PROBLEM TO SOLVE: Scan the records and identify every line in which the string "JSON" occurs, then return those lines.

RECORDS SUPPLIED:
______
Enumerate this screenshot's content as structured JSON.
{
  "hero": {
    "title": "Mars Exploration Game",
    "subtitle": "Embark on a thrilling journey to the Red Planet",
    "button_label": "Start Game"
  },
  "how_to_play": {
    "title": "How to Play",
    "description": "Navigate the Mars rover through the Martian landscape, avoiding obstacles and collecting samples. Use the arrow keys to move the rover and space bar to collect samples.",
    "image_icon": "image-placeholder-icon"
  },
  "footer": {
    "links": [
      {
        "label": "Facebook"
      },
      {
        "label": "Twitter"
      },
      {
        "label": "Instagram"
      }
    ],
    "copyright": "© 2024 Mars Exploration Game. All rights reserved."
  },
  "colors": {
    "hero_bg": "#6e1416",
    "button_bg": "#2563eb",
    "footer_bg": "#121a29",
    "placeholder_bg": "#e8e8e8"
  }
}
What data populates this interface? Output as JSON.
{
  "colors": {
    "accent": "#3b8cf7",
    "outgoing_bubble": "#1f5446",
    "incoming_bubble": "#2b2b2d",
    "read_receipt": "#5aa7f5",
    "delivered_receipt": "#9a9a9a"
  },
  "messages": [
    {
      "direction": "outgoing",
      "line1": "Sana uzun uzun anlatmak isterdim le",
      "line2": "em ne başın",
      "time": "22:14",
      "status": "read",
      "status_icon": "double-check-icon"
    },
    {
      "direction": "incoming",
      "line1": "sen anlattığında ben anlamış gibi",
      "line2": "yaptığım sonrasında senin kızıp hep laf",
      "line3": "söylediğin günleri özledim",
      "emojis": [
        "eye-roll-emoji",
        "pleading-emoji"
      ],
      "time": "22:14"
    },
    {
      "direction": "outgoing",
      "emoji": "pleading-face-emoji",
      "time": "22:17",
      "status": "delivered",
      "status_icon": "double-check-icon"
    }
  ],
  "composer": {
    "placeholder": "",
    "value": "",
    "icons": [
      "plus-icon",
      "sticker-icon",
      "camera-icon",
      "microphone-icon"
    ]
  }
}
______
TASK ANSWER:
Enumerate this screenshot's content as structured JSON.
What data populates this interface? Output as JSON.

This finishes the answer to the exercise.